**DATA FOR PROCESSING**.

"""

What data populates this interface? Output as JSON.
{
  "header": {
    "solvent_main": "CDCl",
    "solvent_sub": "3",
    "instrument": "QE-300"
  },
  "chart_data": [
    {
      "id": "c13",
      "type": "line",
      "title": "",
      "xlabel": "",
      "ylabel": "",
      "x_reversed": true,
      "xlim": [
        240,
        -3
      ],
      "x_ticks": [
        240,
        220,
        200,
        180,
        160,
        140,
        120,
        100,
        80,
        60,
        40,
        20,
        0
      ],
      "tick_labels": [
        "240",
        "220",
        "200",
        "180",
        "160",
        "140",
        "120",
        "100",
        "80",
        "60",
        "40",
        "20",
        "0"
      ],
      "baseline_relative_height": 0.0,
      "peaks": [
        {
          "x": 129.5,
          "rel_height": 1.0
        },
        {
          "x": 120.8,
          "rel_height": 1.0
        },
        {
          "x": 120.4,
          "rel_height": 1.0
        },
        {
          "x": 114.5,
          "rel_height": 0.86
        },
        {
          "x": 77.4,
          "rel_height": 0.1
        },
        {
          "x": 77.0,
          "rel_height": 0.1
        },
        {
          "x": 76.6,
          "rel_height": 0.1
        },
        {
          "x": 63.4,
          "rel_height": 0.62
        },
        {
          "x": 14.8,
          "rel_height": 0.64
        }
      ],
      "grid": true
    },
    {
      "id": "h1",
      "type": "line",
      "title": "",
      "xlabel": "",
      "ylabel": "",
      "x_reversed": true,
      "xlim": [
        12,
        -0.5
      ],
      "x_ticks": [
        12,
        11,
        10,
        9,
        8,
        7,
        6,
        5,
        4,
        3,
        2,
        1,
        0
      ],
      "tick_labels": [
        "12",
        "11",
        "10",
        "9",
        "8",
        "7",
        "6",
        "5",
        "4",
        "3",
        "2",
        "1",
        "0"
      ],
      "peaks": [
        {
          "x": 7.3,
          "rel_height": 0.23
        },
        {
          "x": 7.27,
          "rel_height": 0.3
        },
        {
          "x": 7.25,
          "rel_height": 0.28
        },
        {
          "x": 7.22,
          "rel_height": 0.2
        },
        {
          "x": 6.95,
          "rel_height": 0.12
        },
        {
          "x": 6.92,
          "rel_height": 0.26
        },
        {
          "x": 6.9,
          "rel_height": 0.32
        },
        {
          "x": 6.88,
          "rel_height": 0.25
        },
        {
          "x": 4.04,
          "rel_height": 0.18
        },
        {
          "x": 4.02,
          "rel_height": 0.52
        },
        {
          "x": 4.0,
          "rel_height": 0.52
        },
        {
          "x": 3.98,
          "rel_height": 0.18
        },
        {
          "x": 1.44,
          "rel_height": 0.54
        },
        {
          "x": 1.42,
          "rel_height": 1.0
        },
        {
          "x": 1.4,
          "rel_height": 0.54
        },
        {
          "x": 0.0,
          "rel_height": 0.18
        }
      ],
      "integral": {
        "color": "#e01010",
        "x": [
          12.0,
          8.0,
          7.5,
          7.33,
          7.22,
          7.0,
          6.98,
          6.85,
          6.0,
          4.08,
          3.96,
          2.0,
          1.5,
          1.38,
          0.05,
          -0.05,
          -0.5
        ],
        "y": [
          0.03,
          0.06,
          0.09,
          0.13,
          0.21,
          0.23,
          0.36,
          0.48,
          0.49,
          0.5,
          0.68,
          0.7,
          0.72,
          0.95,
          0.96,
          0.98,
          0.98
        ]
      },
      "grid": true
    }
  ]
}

"""

**EXERCISE BRIEF**.
Output the listing above word for word.

**REPLY TO THE TASK**.
What data populates this interface? Output as JSON.
{
  "header": {
    "solvent_main": "CDCl",
    "solvent_sub": "3",
    "instrument": "QE-300"
  },
  "chart_data": [
    {
      "id": "c13",
      "type": "line",
      "title": "",
      "xlabel": "",
      "ylabel": "",
      "x_reversed": true,
      "xlim": [
        240,
        -3
      ],
      "x_ticks": [
        240,
        220,
        200,
        180,
        160,
        140,
        120,
        100,
        80,
        60,
        40,
        20,
        0
      ],
      "tick_labels": [
        "240",
        "220",
        "200",
        "180",
        "160",
        "140",
        "120",
        "100",
        "80",
        "60",
        "40",
        "20",
        "0"
      ],
      "baseline_relative_height": 0.0,
      "peaks": [
        {
          "x": 129.5,
          "rel_height": 1.0
        },
        {
          "x": 120.8,
          "rel_height": 1.0
        },
        {
          "x": 120.4,
          "rel_height": 1.0
        },
        {
          "x": 114.5,
          "rel_height": 0.86
        },
        {
          "x": 77.4,
          "rel_height": 0.1
        },
        {
          "x": 77.0,
          "rel_height": 0.1
        },
        {
          "x": 76.6,
          "rel_height": 0.1
        },
        {
          "x": 63.4,
          "rel_height": 0.62
        },
        {
          "x": 14.8,
          "rel_height": 0.64
        }
      ],
      "grid": true
    },
    {
      "id": "h1",
      "type": "line",
      "title": "",
      "xlabel": "",
      "ylabel": "",
      "x_reversed": true,
      "xlim": [
        12,
        -0.5
      ],
      "x_ticks": [
        12,
        11,
        10,
        9,
        8,
        7,
        6,
        5,
        4,
        3,
        2,
        1,
        0
      ],
      "tick_labels": [
        "12",
        "11",
        "10",
        "9",
        "8",
        "7",
        "6",
        "5",
        "4",
        "3",
        "2",
        "1",
        "0"
      ],
      "peaks": [
        {
          "x": 7.3,
          "rel_height": 0.23
        },
        {
          "x": 7.27,
          "rel_height": 0.3
        },
        {
          "x": 7.25,
          "rel_height": 0.28
        },
        {
          "x": 7.22,
          "rel_height": 0.2
        },
        {
          "x": 6.95,
          "rel_height": 0.12
        },
        {
          "x": 6.92,
          "rel_height": 0.26
        },
        {
          "x": 6.9,
          "rel_height": 0.32
        },
        {
          "x": 6.88,
          "rel_height": 0.25
        },
        {
          "x": 4.04,
          "rel_height": 0.18
        },
        {
          "x": 4.02,
          "rel_height": 0.52
        },
        {
          "x": 4.0,
          "rel_height": 0.52
        },
        {
          "x": 3.98,
          "rel_height": 0.18
        },
        {
          "x": 1.44,
          "rel_height": 0.54
        },
        {
          "x": 1.42,
          "rel_height": 1.0
        },
        {
          "x": 1.4,
          "rel_height": 0.54
        },
        {
          "x": 0.0,
          "rel_height": 0.18
        }
      ],
      "integral": {
        "color": "#e01010",
        "x": [
          12.0,
          8.0,
          7.5,
          7.33,
          7.22,
          7.0,
          6.98,
          6.85,
          6.0,
          4.08,
          3.96,
          2.0,
          1.5,
          1.38,
          0.05,
          -0.05,
          -0.5
        ],
        "y": [
          0.03,
          0.06,
          0.09,
          0.13,
          0.21,
          0.23,
          0.36,
          0.48,
          0.49,
          0.5,
          0.68,
          0.7,
          0.72,
          0.95,
          0.96,
          0.98,
          0.98
        ]
      },
      "grid": true
    }
  ]
}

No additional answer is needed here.